*Task description*:
Transcribe the entries that follow, word for word.

(begin)

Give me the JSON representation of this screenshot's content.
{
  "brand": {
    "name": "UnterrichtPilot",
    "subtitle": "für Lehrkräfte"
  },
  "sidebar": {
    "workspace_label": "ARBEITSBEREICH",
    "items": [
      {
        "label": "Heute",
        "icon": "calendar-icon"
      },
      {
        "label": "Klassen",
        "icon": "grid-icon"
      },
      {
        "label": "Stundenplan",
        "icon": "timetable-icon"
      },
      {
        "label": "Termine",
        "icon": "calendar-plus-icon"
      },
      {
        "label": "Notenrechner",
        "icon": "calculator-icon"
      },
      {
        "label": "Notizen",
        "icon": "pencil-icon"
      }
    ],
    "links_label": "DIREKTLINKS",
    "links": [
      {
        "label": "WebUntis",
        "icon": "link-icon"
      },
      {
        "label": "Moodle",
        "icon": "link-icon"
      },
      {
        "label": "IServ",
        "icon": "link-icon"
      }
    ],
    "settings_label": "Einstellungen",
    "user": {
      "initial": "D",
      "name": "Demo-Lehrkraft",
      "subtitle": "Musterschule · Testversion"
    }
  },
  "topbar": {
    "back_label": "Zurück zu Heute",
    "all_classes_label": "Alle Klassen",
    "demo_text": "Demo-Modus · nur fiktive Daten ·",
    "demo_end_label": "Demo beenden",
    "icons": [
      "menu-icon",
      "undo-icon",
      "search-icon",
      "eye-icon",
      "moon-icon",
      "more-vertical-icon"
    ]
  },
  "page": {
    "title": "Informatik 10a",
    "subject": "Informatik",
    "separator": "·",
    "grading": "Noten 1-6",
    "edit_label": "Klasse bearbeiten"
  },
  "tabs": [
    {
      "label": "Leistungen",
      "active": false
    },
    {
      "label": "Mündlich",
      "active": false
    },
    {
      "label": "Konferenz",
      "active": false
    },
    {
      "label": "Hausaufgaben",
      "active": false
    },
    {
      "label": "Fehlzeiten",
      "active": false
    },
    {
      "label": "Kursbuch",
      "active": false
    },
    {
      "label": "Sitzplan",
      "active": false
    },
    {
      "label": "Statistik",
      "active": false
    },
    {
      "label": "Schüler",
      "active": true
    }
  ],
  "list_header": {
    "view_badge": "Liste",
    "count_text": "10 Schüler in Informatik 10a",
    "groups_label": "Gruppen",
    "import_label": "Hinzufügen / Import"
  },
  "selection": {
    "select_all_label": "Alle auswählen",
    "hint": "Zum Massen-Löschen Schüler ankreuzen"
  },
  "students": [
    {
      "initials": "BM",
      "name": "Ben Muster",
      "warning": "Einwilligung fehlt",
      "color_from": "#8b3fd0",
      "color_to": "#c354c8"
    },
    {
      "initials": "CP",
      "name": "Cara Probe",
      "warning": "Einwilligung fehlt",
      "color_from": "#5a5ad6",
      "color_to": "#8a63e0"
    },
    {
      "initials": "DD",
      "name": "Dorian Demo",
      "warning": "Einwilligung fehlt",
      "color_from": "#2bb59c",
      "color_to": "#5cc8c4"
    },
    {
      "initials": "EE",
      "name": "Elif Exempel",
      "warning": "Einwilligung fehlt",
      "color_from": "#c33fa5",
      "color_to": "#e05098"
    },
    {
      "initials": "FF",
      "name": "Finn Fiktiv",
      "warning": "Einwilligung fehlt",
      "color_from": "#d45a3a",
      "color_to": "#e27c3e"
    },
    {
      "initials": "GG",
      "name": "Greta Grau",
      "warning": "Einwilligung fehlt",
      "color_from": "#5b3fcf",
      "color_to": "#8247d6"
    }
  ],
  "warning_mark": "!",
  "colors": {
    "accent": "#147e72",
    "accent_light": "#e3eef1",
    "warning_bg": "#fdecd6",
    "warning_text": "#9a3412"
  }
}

(end)

*Reply*:
Give me the JSON representation of this screenshot's content.
{
  "brand": {
    "name": "UnterrichtPilot",
    "subtitle": "für Lehrkräfte"
  },
  "sidebar": {
    "workspace_label": "ARBEITSBEREICH",
    "items": [
      {
        "label": "Heute",
        "icon": "calendar-icon"
      },
      {
        "label": "Klassen",
        "icon": "grid-icon"
      },
      {
        "label": "Stundenplan",
        "icon": "timetable-icon"
      },
      {
        "label": "Termine",
        "icon": "calendar-plus-icon"
      },
      {
        "label": "Notenrechner",
        "icon": "calculator-icon"
      },
      {
        "label": "Notizen",
        "icon": "pencil-icon"
      }
    ],
    "links_label": "DIREKTLINKS",
    "links": [
      {
        "label": "WebUntis",
        "icon": "link-icon"
      },
      {
        "label": "Moodle",
        "icon": "link-icon"
      },
      {
        "label": "IServ",
        "icon": "link-icon"
      }
    ],
    "settings_label": "Einstellungen",
    "user": {
      "initial": "D",
      "name": "Demo-Lehrkraft",
      "subtitle": "Musterschule · Testversion"
    }
  },
  "topbar": {
    "back_label": "Zurück zu Heute",
    "all_classes_label": "Alle Klassen",
    "demo_text": "Demo-Modus · nur fiktive Daten ·",
    "demo_end_label": "Demo beenden",
    "icons": [
      "menu-icon",
      "undo-icon",
      "search-icon",
      "eye-icon",
      "moon-icon",
      "more-vertical-icon"
    ]
  },
  "page": {
    "title": "Informatik 10a",
    "subject": "Informatik",
    "separator": "·",
    "grading": "Noten 1-6",
    "edit_label": "Klasse bearbeiten"
  },
  "tabs": [
    {
      "label": "Leistungen",
      "active": false
    },
    {
      "label": "Mündlich",
      "active": false
    },
    {
      "label": "Konferenz",
      "active": false
    },
    {
      "label": "Hausaufgaben",
      "active": false
    },
    {
      "label": "Fehlzeiten",
      "active": false
    },
    {
      "label": "Kursbuch",
      "active": false
    },
    {
      "label": "Sitzplan",
      "active": false
    },
    {
      "label": "Statistik",
      "active": false
    },
    {
      "label": "Schüler",
      "active": true
    }
  ],
  "list_header": {
    "view_badge": "Liste",
    "count_text": "10 Schüler in Informatik 10a",
    "groups_label": "Gruppen",
    "import_label": "Hinzufügen / Import"
  },
  "selection": {
    "select_all_label": "Alle auswählen",
    "hint": "Zum Massen-Löschen Schüler ankreuzen"
  },
  "students": [
    {
      "initials": "BM",
      "name": "Ben Muster",
      "warning": "Einwilligung fehlt",
      "color_from": "#8b3fd0",
      "color_to": "#c354c8"
    },
    {
      "initials": "CP",
      "name": "Cara Probe",
      "warning": "Einwilligung fehlt",
      "color_from": "#5a5ad6",
      "color_to": "#8a63e0"
    },
    {
      "initials": "DD",
      "name": "Dorian Demo",
      "warning": "Einwilligung fehlt",
      "color_from": "#2bb59c",
      "color_to": "#5cc8c4"
    },
    {
      "initials": "EE",
      "name": "Elif Exempel",
      "warning": "Einwilligung fehlt",
      "color_from": "#c33fa5",
      "color_to": "#e05098"
    },
    {
      "initials": "FF",
      "name": "Finn Fiktiv",
      "warning": "Einwilligung fehlt",
      "color_from": "#d45a3a",
      "color_to": "#e27c3e"
    },
    {
      "initials": "GG",
      "name": "Greta Grau",
      "warning": "Einwilligung fehlt",
      "color_from": "#5b3fcf",
      "color_to": "#8247d6"
    }
  ],
  "warning_mark": "!",
  "colors": {
    "accent": "#147e72",
    "accent_light": "#e3eef1",
    "warning_bg": "#fdecd6",
    "warning_text": "#9a3412"
  }
}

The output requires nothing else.